* **Exercise brief**
Repeat the whole of the data, keeping every detail the same.

(A run of records)
--- Start ---

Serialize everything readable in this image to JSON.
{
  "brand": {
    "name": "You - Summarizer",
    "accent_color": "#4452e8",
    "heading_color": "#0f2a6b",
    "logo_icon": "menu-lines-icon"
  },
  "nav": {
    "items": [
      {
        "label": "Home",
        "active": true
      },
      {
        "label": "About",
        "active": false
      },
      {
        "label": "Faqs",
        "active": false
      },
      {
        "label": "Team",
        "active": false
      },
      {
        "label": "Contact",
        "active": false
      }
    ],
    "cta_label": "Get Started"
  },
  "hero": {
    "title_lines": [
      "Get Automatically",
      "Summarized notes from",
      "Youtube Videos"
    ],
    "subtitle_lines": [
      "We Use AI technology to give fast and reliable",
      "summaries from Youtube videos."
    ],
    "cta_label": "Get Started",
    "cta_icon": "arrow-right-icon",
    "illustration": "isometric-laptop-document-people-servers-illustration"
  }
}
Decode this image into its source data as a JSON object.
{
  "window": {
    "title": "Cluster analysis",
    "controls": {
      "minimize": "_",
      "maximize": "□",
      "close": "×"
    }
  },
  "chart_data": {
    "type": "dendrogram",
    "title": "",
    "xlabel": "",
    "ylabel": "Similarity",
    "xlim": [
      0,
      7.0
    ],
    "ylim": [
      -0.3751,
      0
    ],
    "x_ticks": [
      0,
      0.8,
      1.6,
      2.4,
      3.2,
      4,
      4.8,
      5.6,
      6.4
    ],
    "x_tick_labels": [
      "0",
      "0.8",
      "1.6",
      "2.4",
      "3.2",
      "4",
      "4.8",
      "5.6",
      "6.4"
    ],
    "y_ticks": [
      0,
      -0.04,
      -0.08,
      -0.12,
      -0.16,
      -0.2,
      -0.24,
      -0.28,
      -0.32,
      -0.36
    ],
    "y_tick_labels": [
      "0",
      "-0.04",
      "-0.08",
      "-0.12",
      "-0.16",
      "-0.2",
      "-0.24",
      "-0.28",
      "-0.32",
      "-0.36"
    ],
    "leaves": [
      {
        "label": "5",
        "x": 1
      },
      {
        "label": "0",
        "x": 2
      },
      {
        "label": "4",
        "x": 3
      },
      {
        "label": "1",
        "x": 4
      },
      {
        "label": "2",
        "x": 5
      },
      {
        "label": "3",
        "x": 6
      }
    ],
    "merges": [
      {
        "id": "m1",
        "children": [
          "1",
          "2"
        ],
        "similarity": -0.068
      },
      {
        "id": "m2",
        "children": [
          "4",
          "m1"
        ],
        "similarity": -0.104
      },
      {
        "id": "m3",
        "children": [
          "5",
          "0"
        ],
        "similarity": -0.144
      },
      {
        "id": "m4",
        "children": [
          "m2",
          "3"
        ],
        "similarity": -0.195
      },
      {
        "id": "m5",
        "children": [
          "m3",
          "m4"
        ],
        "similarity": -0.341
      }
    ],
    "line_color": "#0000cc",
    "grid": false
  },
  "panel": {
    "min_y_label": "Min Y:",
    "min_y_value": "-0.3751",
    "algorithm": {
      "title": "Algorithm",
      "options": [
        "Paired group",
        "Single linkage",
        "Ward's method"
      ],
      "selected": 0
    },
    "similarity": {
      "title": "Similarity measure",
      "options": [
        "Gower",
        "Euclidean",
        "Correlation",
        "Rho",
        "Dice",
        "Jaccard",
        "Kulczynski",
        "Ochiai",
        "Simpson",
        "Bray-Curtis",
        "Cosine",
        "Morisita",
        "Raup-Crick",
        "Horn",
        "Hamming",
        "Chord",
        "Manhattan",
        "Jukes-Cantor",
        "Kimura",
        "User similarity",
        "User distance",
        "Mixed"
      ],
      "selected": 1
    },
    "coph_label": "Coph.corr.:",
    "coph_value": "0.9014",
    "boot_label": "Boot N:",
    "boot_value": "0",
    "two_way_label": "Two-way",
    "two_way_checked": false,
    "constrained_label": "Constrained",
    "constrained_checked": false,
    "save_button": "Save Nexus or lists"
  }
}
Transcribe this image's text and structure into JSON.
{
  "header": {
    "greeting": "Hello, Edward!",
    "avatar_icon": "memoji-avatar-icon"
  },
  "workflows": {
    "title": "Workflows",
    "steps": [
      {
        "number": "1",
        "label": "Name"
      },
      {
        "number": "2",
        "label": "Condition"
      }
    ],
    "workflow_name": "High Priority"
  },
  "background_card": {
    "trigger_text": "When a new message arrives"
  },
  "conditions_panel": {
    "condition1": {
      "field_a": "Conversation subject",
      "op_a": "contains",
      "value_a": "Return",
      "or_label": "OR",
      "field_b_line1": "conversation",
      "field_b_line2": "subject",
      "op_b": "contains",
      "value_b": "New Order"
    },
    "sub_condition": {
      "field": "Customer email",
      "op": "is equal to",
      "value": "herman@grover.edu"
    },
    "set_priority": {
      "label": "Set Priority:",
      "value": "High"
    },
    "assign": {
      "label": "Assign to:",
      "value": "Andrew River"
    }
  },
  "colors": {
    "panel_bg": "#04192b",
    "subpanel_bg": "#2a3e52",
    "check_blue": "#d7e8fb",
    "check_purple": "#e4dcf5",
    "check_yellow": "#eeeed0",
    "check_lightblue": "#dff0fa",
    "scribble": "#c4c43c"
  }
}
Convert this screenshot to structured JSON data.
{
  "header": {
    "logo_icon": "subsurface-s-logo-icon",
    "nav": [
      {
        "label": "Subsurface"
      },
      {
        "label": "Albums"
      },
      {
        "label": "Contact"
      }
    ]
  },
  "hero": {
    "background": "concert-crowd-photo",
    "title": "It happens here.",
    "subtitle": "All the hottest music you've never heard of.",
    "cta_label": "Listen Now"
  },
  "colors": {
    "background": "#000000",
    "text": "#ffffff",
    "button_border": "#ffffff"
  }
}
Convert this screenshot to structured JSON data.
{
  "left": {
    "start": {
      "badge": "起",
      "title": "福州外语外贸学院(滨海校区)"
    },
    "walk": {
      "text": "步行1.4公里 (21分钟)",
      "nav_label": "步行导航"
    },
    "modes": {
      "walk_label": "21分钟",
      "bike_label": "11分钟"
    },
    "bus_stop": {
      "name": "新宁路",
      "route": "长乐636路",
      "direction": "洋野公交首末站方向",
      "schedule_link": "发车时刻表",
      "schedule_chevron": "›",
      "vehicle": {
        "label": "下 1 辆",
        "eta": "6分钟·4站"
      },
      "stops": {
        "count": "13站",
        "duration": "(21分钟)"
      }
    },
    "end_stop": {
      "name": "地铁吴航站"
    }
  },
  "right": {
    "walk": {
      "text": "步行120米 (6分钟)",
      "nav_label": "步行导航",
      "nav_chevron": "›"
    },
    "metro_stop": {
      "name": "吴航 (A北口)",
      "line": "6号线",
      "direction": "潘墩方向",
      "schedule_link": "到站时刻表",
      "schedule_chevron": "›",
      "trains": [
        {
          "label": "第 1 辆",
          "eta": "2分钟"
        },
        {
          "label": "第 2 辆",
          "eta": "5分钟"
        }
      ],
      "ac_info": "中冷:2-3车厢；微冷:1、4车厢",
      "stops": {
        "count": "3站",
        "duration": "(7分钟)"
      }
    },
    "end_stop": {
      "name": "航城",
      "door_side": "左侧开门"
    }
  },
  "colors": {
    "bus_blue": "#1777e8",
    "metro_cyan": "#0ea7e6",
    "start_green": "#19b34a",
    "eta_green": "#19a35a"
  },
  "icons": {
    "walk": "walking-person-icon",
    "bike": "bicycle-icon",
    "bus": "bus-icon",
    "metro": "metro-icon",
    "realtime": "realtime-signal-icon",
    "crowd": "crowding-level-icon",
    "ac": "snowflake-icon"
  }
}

--- End ---

* **The solution**
Serialize everything readable in this image to JSON.
{
  "brand": {
    "name": "You - Summarizer",
    "accent_color": "#4452e8",
    "heading_color": "#0f2a6b",
    "logo_icon": "menu-lines-icon"
  },
  "nav": {
    "items": [
      {
        "label": "Home",
        "active": true
      },
      {
        "label": "About",
        "active": false
      },
      {
        "label": "Faqs",
        "active": false
      },
      {
        "label": "Team",
        "active": false
      },
      {
        "label": "Contact",
        "active": false
      }
    ],
    "cta_label": "Get Started"
  },
  "hero": {
    "title_lines": [
      "Get Automatically",
      "Summarized notes from",
      "Youtube Videos"
    ],
    "subtitle_lines": [
      "We Use AI technology to give fast and reliable",
      "summaries from Youtube videos."
    ],
    "cta_label": "Get Started",
    "cta_icon": "arrow-right-icon",
    "illustration": "isometric-laptop-document-people-servers-illustration"
  }
}
Decode this image into its source data as a JSON object.
{
  "window": {
    "title": "Cluster analysis",
    "controls": {
      "minimize": "_",
      "maximize": "□",
      "close": "×"
    }
  },
  "chart_data": {
    "type": "dendrogram",
    "title": "",
    "xlabel": "",
    "ylabel": "Similarity",
    "xlim": [
      0,
      7.0
    ],
    "ylim": [
      -0.3751,
      0
    ],
    "x_ticks": [
      0,
      0.8,
      1.6,
      2.4,
      3.2,
      4,
      4.8,
      5.6,
      6.4
    ],
    "x_tick_labels": [
      "0",
      "0.8",
      "1.6",
      "2.4",
      "3.2",
      "4",
      "4.8",
      "5.6",
      "6.4"
    ],
    "y_ticks": [
      0,
      -0.04,
      -0.08,
      -0.12,
      -0.16,
      -0.2,
      -0.24,
      -0.28,
      -0.32,
      -0.36
    ],
    "y_tick_labels": [
      "0",
      "-0.04",
      "-0.08",
      "-0.12",
      "-0.16",
      "-0.2",
      "-0.24",
      "-0.28",
      "-0.32",
      "-0.36"
    ],
    "leaves": [
      {
        "label": "5",
        "x": 1
      },
      {
        "label": "0",
        "x": 2
      },
      {
        "label": "4",
        "x": 3
      },
      {
        "label": "1",
        "x": 4
      },
      {
        "label": "2",
        "x": 5
      },
      {
        "label": "3",
        "x": 6
      }
    ],
    "merges": [
      {
        "id": "m1",
        "children": [
          "1",
          "2"
        ],
        "similarity": -0.068
      },
      {
        "id": "m2",
        "children": [
          "4",
          "m1"
        ],
        "similarity": -0.104
      },
      {
        "id": "m3",
        "children": [
          "5",
          "0"
        ],
        "similarity": -0.144
      },
      {
        "id": "m4",
        "children": [
          "m2",
          "3"
        ],
        "similarity": -0.195
      },
      {
        "id": "m5",
        "children": [
          "m3",
          "m4"
        ],
        "similarity": -0.341
      }
    ],
    "line_color": "#0000cc",
    "grid": false
  },
  "panel": {
    "min_y_label": "Min Y:",
    "min_y_value": "-0.3751",
    "algorithm": {
      "title": "Algorithm",
      "options": [
        "Paired group",
        "Single linkage",
        "Ward's method"
      ],
      "selected": 0
    },
    "similarity": {
      "title": "Similarity measure",
      "options": [
        "Gower",
        "Euclidean",
        "Correlation",
        "Rho",
        "Dice",
        "Jaccard",
        "Kulczynski",
        "Ochiai",
        "Simpson",
        "Bray-Curtis",
        "Cosine",
        "Morisita",
        "Raup-Crick",
        "Horn",
        "Hamming",
        "Chord",
        "Manhattan",
        "Jukes-Cantor",
        "Kimura",
        "User similarity",
        "User distance",
        "Mixed"
      ],
      "selected": 1
    },
    "coph_label": "Coph.corr.:",
    "coph_value": "0.9014",
    "boot_label": "Boot N:",
    "boot_value": "0",
    "two_way_label": "Two-way",
    "two_way_checked": false,
    "constrained_label": "Constrained",
    "constrained_checked": false,
    "save_button": "Save Nexus or lists"
  }
}
Transcribe this image's text and structure into JSON.
{
  "header": {
    "greeting": "Hello, Edward!",
    "avatar_icon": "memoji-avatar-icon"
  },
  "workflows": {
    "title": "Workflows",
    "steps": [
      {
        "number": "1",
        "label": "Name"
      },
      {
        "number": "2",
        "label": "Condition"
      }
    ],
    "workflow_name": "High Priority"
  },
  "background_card": {
    "trigger_text": "When a new message arrives"
  },
  "conditions_panel": {
    "condition1": {
      "field_a": "Conversation subject",
      "op_a": "contains",
      "value_a": "Return",
      "or_label": "OR",
      "field_b_line1": "conversation",
      "field_b_line2": "subject",
      "op_b": "contains",
      "value_b": "New Order"
    },
    "sub_condition": {
      "field": "Customer email",
      "op": "is equal to",
      "value": "herman@grover.edu"
    },
    "set_priority": {
      "label": "Set Priority:",
      "value": "High"
    },
    "assign": {
      "label": "Assign to:",
      "value": "Andrew River"
    }
  },
  "colors": {
    "panel_bg": "#04192b",
    "subpanel_bg": "#2a3e52",
    "check_blue": "#d7e8fb",
    "check_purple": "#e4dcf5",
    "check_yellow": "#eeeed0",
    "check_lightblue": "#dff0fa",
    "scribble": "#c4c43c"
  }
}
Convert this screenshot to structured JSON data.
{
  "header": {
    "logo_icon": "subsurface-s-logo-icon",
    "nav": [
      {
        "label": "Subsurface"
      },
      {
        "label": "Albums"
      },
      {
        "label": "Contact"
      }
    ]
  },
  "hero": {
    "background": "concert-crowd-photo",
    "title": "It happens here.",
    "subtitle": "All the hottest music you've never heard of.",
    "cta_label": "Listen Now"
  },
  "colors": {
    "background": "#000000",
    "text": "#ffffff",
    "button_border": "#ffffff"
  }
}
Convert this screenshot to structured JSON data.
{
  "left": {
    "start": {
      "badge": "起",
      "title": "福州外语外贸学院(滨海校区)"
    },
    "walk": {
      "text": "步行1.4公里 (21分钟)",
      "nav_label": "步行导航"
    },
    "modes": {
      "walk_label": "21分钟",
      "bike_label": "11分钟"
    },
    "bus_stop": {
      "name": "新宁路",
      "route": "长乐636路",
      "direction": "洋野公交首末站方向",
      "schedule_link": "发车时刻表",
      "schedule_chevron": "›",
      "vehicle": {
        "label": "下 1 辆",
        "eta": "6分钟·4站"
      },
      "stops": {
        "count": "13站",
        "duration": "(21分钟)"
      }
    },
    "end_stop": {
      "name": "地铁吴航站"
    }
  },
  "right": {
    "walk": {
      "text": "步行120米 (6分钟)",
      "nav_label": "步行导航",
      "nav_chevron": "›"
    },
    "metro_stop": {
      "name": "吴航 (A北口)",
      "line": "6号线",
      "direction": "潘墩方向",
      "schedule_link": "到站时刻表",
      "schedule_chevron": "›",
      "trains": [
        {
          "label": "第 1 辆",
          "eta": "2分钟"
        },
        {
          "label": "第 2 辆",
          "eta": "5分钟"
        }
      ],
      "ac_info": "中冷:2-3车厢；微冷:1、4车厢",
      "stops": {
        "count": "3站",
        "duration": "(7分钟)"
      }
    },
    "end_stop": {
      "name": "航城",
      "door_side": "左侧开门"
    }
  },
  "colors": {
    "bus_blue": "#1777e8",
    "metro_cyan": "#0ea7e6",
    "start_green": "#19b34a",
    "eta_green": "#19a35a"
  },
  "icons": {
    "walk": "walking-person-icon",
    "bike": "bicycle-icon",
    "bus": "bus-icon",
    "metro": "metro-icon",
    "realtime": "realtime-signal-icon",
    "crowd": "crowding-level-icon",
    "ac": "snowflake-icon"
  }
}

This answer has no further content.